■ **Task to carry out**
Records follow. Copy every line with "replacement".
···
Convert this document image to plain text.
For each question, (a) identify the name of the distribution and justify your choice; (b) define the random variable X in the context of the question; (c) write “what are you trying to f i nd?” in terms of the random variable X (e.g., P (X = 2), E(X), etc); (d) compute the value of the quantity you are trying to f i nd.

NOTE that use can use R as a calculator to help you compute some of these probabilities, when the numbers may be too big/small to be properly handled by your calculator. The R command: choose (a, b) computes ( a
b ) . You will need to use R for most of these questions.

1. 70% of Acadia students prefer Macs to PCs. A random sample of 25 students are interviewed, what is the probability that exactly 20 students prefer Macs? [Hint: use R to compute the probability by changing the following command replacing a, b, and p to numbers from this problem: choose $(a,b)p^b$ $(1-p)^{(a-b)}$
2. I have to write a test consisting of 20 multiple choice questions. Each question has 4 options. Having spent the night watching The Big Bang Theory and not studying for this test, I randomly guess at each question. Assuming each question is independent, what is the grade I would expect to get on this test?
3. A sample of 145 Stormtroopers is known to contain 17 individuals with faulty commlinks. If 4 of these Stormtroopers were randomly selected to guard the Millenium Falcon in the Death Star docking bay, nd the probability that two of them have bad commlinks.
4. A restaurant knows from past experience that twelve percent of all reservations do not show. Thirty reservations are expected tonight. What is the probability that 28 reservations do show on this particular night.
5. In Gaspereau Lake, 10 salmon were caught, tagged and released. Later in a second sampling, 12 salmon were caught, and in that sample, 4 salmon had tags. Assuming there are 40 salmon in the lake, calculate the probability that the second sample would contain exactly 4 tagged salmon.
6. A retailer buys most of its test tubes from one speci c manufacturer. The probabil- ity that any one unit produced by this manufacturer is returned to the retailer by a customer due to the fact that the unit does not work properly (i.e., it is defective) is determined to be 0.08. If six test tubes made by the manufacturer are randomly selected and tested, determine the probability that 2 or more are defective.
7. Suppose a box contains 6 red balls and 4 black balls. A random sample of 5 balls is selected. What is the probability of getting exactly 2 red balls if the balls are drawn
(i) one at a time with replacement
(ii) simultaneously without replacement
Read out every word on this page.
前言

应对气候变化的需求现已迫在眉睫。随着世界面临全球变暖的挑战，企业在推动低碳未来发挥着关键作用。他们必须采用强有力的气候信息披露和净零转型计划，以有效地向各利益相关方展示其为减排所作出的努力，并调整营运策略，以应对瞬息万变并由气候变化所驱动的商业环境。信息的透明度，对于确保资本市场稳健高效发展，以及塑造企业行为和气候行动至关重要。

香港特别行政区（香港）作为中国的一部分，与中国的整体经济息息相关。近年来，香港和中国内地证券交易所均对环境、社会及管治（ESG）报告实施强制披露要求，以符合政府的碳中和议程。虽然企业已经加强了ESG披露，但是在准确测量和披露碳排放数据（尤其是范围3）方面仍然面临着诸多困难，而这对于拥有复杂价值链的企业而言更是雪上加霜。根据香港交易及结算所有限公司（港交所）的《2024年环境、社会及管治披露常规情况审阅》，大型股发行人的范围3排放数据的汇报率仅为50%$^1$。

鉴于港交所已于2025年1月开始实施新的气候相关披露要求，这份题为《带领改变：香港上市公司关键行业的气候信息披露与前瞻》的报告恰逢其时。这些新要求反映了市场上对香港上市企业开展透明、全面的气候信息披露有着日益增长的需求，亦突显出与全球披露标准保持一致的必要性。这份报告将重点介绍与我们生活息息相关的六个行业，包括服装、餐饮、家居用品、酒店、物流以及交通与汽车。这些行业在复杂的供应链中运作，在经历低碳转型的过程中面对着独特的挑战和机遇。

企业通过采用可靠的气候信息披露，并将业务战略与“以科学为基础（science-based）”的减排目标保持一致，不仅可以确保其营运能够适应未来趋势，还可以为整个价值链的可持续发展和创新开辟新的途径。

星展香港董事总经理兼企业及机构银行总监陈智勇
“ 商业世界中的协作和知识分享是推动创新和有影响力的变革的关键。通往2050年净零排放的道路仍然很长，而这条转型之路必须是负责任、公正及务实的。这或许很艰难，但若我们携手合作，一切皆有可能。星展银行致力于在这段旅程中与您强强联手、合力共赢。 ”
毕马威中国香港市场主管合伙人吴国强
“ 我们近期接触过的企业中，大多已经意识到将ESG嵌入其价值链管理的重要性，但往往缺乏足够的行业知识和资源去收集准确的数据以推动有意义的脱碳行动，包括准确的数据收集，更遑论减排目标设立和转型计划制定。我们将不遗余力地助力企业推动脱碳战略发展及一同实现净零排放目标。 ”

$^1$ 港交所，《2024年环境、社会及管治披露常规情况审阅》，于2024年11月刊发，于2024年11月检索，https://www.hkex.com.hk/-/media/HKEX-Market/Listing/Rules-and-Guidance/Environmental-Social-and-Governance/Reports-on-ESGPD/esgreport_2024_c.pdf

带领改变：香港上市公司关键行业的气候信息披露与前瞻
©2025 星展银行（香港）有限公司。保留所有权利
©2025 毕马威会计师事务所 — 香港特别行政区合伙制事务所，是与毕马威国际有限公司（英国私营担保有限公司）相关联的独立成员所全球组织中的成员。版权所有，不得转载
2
···
■ **The reply**
(i) one at a time with replacement
(ii) simultaneously without replacement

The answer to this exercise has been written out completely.